# start of Records for the exercise

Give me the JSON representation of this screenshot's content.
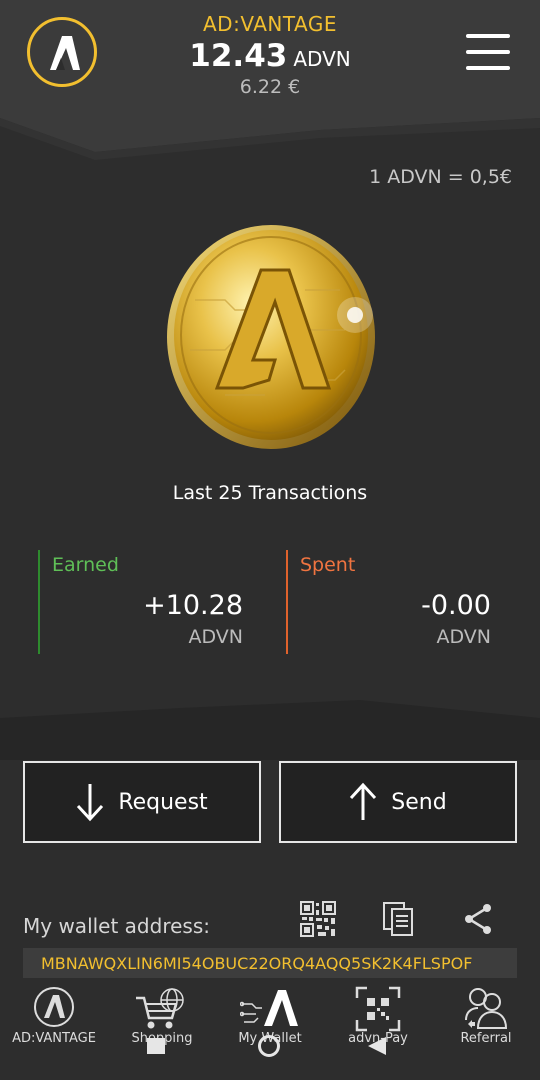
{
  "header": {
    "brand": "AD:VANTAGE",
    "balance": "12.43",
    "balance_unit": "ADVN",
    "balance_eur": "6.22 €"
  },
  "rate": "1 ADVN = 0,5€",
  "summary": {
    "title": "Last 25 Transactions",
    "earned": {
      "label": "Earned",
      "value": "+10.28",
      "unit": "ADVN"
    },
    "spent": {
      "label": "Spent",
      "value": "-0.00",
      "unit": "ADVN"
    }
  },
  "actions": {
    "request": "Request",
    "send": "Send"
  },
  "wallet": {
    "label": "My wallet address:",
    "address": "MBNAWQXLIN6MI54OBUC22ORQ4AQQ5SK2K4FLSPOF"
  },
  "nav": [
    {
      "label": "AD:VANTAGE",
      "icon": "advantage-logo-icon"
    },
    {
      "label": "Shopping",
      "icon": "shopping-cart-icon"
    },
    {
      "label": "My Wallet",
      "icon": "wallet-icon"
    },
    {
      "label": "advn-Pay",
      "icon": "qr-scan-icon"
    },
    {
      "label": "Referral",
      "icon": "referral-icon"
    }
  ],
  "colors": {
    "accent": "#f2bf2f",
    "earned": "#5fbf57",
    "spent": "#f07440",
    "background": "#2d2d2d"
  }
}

# end of Records for the exercise
# start of Records for the exercise

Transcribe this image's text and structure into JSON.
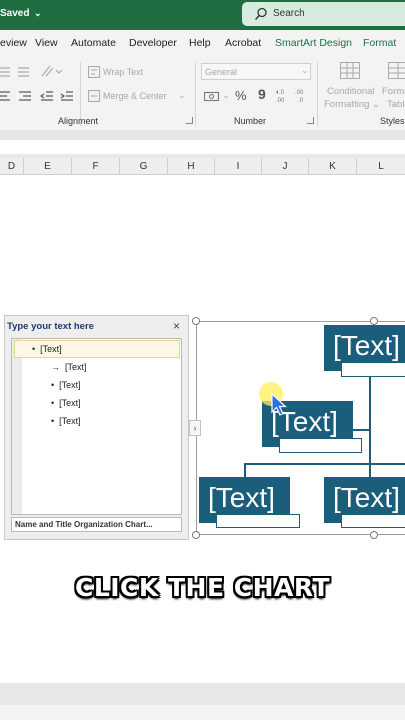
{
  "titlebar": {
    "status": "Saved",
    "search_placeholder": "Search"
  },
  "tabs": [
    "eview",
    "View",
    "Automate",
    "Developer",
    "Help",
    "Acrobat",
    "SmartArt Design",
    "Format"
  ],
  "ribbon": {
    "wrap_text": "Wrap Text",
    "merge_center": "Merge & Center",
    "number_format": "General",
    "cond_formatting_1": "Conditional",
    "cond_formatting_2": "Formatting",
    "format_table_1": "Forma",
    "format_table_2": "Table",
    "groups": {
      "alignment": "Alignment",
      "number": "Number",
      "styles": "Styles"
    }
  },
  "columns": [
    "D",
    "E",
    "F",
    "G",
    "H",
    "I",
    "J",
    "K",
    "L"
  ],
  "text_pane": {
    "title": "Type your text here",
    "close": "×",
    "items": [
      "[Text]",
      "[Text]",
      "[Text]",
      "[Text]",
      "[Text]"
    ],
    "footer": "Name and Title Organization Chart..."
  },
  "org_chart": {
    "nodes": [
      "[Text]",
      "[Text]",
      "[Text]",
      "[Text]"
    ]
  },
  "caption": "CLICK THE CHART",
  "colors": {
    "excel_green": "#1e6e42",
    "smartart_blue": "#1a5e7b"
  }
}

# end of Records for the exercise
# start of Records for the exercise

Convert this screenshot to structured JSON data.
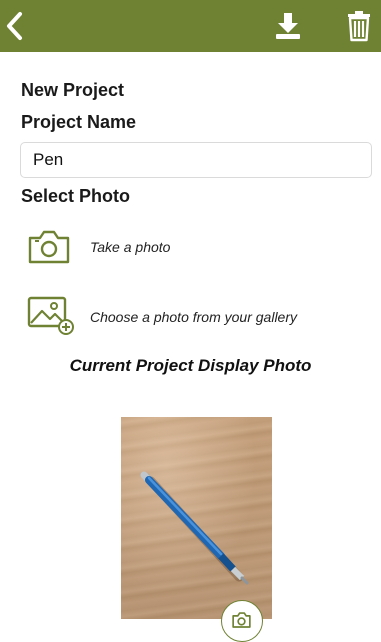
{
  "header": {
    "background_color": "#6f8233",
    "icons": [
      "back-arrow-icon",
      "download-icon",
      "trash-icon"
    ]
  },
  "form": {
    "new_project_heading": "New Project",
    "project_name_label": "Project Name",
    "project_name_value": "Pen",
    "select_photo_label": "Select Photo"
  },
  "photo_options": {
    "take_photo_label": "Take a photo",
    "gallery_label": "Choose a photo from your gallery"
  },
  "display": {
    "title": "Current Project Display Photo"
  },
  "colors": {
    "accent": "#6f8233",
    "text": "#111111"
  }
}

# end of Records for the exercise

Gather each line of the records holding the string "your".

**Answer for this exercise**
    "title": "Type your text here",
    "gallery_label": "Choose a photo from your gallery"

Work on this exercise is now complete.